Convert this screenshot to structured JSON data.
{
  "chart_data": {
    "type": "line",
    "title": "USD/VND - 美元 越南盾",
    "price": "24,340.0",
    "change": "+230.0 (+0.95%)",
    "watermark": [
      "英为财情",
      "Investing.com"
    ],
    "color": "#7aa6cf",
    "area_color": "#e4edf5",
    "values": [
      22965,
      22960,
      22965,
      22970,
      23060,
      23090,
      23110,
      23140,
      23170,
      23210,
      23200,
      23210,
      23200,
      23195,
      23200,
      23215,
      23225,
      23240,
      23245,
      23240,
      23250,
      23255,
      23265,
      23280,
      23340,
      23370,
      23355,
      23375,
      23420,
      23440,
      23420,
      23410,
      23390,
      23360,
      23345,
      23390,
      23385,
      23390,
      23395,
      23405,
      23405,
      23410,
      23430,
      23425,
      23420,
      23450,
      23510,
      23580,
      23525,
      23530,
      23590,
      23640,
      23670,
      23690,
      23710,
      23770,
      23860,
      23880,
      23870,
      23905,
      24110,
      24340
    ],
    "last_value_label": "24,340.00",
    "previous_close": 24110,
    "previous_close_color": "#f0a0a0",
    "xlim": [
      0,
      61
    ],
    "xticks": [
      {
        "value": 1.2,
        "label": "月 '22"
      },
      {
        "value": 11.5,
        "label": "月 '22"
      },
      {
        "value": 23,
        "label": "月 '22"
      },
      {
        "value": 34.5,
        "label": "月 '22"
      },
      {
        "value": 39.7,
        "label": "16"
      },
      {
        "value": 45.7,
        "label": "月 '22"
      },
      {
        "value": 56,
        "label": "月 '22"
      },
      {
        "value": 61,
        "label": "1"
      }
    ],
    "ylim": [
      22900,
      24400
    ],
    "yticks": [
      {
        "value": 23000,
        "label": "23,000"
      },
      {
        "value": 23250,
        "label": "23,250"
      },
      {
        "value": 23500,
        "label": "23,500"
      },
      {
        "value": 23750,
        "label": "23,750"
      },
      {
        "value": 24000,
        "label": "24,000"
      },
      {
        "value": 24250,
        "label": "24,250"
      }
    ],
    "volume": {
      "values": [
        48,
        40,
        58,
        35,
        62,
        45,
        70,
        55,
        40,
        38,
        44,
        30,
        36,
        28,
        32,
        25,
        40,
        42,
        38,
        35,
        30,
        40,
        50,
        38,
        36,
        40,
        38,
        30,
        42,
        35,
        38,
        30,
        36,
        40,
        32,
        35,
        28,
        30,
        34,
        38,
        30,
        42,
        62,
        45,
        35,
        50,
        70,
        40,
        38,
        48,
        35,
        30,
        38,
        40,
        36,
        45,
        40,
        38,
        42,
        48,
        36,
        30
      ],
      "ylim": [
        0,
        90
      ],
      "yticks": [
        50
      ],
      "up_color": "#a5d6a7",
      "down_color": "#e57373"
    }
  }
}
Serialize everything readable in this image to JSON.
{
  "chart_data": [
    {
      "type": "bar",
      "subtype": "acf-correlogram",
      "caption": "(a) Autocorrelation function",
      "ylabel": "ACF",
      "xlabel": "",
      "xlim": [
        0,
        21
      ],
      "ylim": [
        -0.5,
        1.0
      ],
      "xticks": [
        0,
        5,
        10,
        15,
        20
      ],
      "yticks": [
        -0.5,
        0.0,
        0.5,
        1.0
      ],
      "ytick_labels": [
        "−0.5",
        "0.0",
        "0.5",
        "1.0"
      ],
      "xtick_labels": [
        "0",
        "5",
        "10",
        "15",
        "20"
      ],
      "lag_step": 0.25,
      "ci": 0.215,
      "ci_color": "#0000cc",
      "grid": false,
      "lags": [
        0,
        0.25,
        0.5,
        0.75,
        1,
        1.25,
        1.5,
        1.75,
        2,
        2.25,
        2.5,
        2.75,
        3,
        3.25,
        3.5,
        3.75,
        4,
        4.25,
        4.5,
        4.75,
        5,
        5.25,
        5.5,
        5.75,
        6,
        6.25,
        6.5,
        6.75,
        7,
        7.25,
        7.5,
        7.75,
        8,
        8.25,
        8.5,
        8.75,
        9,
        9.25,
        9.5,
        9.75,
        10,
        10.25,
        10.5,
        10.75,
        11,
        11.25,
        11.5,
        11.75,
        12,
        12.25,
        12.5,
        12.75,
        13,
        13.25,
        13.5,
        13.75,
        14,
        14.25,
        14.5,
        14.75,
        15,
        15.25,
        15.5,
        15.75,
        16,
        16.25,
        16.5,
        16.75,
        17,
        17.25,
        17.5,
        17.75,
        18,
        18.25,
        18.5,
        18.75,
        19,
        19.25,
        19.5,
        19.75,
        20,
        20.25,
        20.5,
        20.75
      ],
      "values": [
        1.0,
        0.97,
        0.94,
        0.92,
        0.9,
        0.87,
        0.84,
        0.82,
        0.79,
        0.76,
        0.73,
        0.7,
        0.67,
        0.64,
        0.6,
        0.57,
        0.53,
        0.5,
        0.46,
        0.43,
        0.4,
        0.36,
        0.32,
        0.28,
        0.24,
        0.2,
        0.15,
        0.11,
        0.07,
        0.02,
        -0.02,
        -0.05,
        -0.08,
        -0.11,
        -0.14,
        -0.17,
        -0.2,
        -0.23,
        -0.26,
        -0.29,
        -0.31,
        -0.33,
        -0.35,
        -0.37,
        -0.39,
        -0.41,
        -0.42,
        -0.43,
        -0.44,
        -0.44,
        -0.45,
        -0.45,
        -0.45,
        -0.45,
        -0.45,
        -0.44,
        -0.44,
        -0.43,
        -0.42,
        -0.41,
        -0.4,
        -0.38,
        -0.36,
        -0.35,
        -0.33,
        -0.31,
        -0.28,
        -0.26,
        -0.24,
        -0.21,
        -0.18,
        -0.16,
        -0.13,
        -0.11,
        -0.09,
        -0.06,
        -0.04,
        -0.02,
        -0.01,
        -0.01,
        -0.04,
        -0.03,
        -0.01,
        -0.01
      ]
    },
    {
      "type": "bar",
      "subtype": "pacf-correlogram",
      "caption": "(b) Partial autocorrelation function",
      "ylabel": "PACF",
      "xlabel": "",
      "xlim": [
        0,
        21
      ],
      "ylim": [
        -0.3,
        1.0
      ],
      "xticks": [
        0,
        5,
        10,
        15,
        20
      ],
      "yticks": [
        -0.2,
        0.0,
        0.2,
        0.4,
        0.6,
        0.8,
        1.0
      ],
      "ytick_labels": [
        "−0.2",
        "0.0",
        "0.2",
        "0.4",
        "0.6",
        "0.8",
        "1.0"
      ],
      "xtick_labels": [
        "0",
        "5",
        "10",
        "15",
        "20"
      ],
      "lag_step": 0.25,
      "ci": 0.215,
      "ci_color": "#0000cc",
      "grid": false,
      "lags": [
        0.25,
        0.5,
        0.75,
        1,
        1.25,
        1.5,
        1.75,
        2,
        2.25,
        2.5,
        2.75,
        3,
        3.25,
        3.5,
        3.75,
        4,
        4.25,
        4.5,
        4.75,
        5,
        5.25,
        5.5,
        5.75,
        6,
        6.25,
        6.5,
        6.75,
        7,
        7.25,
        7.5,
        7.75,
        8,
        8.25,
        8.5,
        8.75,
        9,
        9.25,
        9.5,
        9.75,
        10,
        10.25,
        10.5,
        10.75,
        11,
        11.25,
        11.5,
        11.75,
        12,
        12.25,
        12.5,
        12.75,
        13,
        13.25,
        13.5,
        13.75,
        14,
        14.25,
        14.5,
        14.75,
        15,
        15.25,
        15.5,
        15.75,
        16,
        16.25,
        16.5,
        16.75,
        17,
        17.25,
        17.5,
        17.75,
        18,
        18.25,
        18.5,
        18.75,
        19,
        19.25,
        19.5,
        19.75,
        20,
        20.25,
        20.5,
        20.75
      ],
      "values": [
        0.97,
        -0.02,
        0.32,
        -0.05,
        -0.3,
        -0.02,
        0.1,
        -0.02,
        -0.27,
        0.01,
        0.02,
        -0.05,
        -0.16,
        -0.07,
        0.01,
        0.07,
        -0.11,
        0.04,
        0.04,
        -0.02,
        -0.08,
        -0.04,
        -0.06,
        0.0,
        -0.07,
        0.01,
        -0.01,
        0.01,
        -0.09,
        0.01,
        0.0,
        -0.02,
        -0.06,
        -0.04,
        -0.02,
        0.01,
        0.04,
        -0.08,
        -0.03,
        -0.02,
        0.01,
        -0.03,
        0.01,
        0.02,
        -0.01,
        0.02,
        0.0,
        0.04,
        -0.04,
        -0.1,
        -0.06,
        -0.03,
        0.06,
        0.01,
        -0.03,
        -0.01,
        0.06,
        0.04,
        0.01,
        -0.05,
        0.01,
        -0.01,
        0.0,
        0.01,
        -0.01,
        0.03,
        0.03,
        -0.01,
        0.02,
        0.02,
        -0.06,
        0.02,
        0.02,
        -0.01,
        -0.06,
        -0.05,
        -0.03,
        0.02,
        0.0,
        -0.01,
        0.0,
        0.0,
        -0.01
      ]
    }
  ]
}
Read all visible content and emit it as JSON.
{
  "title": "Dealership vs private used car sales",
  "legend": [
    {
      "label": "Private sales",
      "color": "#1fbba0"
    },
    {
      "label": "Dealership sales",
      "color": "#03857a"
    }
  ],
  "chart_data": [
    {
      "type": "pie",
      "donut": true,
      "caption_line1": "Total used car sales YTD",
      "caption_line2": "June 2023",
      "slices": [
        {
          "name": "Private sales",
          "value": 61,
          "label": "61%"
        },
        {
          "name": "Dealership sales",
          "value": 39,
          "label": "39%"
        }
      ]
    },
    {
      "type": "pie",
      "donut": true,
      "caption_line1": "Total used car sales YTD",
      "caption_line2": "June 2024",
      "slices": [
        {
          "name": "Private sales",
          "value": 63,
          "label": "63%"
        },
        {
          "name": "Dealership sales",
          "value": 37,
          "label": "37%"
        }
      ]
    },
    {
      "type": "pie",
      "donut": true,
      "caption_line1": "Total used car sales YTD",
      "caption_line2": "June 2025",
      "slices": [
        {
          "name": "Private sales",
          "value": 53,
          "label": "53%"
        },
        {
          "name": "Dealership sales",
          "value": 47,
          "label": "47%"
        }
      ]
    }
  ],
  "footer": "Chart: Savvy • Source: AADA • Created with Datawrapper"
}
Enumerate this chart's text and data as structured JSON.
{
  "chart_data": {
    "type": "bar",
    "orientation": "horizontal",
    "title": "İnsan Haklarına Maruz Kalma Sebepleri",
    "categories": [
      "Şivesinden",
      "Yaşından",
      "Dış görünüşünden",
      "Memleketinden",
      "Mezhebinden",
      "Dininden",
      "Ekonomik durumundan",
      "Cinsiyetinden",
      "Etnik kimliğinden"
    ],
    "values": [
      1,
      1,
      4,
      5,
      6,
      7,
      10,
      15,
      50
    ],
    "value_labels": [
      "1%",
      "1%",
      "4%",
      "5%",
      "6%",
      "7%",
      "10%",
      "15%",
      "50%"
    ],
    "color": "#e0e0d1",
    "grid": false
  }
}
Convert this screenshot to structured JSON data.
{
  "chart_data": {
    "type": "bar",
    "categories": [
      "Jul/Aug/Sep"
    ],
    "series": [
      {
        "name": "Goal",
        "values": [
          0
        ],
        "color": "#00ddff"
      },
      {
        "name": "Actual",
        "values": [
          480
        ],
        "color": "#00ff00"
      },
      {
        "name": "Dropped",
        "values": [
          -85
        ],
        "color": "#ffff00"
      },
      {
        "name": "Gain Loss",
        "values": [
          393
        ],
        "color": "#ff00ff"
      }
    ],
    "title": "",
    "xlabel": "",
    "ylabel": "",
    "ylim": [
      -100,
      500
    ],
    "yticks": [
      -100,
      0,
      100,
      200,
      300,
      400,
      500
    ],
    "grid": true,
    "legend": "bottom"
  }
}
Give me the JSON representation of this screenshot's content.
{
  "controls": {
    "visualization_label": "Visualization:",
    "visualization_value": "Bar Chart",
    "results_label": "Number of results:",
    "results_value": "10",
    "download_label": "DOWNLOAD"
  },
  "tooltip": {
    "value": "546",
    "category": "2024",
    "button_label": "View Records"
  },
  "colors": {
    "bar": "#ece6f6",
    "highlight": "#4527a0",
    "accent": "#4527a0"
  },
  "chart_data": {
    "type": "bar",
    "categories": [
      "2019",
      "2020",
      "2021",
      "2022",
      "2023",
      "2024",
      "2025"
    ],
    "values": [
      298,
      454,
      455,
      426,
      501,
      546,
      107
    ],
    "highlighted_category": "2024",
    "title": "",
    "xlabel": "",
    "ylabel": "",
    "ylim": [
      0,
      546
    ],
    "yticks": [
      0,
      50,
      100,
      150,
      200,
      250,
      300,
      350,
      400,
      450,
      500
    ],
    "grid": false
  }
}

---------------

- **Work instructions**
Looking at the data above, show all lines where the word "June" occurs.

- **Result**
      "caption_line2": "June 2023",
      "caption_line2": "June 2024",
      "caption_line2": "June 2025",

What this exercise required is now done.